Stored entries:
============================================================

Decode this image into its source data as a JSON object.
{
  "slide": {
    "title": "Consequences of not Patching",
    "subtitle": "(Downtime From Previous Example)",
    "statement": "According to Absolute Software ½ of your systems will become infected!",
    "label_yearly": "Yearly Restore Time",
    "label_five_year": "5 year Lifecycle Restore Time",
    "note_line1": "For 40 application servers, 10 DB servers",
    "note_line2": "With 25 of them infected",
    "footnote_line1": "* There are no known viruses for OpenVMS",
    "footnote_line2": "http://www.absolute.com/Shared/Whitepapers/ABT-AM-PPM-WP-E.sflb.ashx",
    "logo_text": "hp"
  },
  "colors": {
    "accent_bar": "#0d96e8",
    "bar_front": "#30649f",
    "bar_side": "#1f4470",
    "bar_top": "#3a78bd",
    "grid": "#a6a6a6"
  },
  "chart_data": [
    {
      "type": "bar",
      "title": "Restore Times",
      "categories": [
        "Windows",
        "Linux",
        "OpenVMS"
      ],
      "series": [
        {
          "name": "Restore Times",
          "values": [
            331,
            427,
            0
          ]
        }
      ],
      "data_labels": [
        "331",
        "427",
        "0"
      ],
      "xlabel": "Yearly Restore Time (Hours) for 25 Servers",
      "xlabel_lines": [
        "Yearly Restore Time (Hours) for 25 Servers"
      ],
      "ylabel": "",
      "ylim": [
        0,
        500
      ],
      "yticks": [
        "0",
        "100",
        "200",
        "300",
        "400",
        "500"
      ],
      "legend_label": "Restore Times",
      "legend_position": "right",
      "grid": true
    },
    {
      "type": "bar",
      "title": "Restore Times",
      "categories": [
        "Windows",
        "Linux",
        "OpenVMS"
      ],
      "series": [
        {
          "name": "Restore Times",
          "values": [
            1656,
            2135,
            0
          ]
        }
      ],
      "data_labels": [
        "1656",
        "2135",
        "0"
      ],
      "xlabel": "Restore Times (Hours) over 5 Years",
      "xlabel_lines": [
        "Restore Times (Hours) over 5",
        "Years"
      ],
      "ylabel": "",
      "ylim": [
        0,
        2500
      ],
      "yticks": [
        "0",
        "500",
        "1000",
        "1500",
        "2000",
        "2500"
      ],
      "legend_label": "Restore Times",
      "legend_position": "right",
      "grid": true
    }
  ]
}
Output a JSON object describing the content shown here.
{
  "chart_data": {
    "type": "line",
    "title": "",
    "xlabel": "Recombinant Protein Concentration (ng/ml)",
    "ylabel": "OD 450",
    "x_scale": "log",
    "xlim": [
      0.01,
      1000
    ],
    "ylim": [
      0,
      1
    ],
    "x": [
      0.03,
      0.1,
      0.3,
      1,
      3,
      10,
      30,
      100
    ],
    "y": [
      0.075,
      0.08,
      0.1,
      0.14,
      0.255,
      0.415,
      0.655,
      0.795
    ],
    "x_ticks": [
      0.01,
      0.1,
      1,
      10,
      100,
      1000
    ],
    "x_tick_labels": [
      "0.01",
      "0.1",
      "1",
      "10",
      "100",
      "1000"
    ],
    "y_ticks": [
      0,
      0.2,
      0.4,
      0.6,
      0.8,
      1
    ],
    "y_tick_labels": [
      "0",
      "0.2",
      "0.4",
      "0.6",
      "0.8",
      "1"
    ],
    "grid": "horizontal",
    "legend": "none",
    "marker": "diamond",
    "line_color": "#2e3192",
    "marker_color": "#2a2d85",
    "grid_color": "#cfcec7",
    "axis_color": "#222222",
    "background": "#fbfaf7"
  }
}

============================================================

All of the entries above are to be written out again exactly.

Result:
Decode this image into its source data as a JSON object.
{
  "slide": {
    "title": "Consequences of not Patching",
    "subtitle": "(Downtime From Previous Example)",
    "statement": "According to Absolute Software ½ of your systems will become infected!",
    "label_yearly": "Yearly Restore Time",
    "label_five_year": "5 year Lifecycle Restore Time",
    "note_line1": "For 40 application servers, 10 DB servers",
    "note_line2": "With 25 of them infected",
    "footnote_line1": "* There are no known viruses for OpenVMS",
    "footnote_line2": "http://www.absolute.com/Shared/Whitepapers/ABT-AM-PPM-WP-E.sflb.ashx",
    "logo_text": "hp"
  },
  "colors": {
    "accent_bar": "#0d96e8",
    "bar_front": "#30649f",
    "bar_side": "#1f4470",
    "bar_top": "#3a78bd",
    "grid": "#a6a6a6"
  },
  "chart_data": [
    {
      "type": "bar",
      "title": "Restore Times",
      "categories": [
        "Windows",
        "Linux",
        "OpenVMS"
      ],
      "series": [
        {
          "name": "Restore Times",
          "values": [
            331,
            427,
            0
          ]
        }
      ],
      "data_labels": [
        "331",
        "427",
        "0"
      ],
      "xlabel": "Yearly Restore Time (Hours) for 25 Servers",
      "xlabel_lines": [
        "Yearly Restore Time (Hours) for 25 Servers"
      ],
      "ylabel": "",
      "ylim": [
        0,
        500
      ],
      "yticks": [
        "0",
        "100",
        "200",
        "300",
        "400",
        "500"
      ],
      "legend_label": "Restore Times",
      "legend_position": "right",
      "grid": true
    },
    {
      "type": "bar",
      "title": "Restore Times",
      "categories": [
        "Windows",
        "Linux",
        "OpenVMS"
      ],
      "series": [
        {
          "name": "Restore Times",
          "values": [
            1656,
            2135,
            0
          ]
        }
      ],
      "data_labels": [
        "1656",
        "2135",
        "0"
      ],
      "xlabel": "Restore Times (Hours) over 5 Years",
      "xlabel_lines": [
        "Restore Times (Hours) over 5",
        "Years"
      ],
      "ylabel": "",
      "ylim": [
        0,
        2500
      ],
      "yticks": [
        "0",
        "500",
        "1000",
        "1500",
        "2000",
        "2500"
      ],
      "legend_label": "Restore Times",
      "legend_position": "right",
      "grid": true
    }
  ]
}
Output a JSON object describing the content shown here.
{
  "chart_data": {
    "type": "line",
    "title": "",
    "xlabel": "Recombinant Protein Concentration (ng/ml)",
    "ylabel": "OD 450",
    "x_scale": "log",
    "xlim": [
      0.01,
      1000
    ],
    "ylim": [
      0,
      1
    ],
    "x": [
      0.03,
      0.1,
      0.3,
      1,
      3,
      10,
      30,
      100
    ],
    "y": [
      0.075,
      0.08,
      0.1,
      0.14,
      0.255,
      0.415,
      0.655,
      0.795
    ],
    "x_ticks": [
      0.01,
      0.1,
      1,
      10,
      100,
      1000
    ],
    "x_tick_labels": [
      "0.01",
      "0.1",
      "1",
      "10",
      "100",
      "1000"
    ],
    "y_ticks": [
      0,
      0.2,
      0.4,
      0.6,
      0.8,
      1
    ],
    "y_tick_labels": [
      "0",
      "0.2",
      "0.4",
      "0.6",
      "0.8",
      "1"
    ],
    "grid": "horizontal",
    "legend": "none",
    "marker": "diamond",
    "line_color": "#2e3192",
    "marker_color": "#2a2d85",
    "grid_color": "#cfcec7",
    "axis_color": "#222222",
    "background": "#fbfaf7"
  }
}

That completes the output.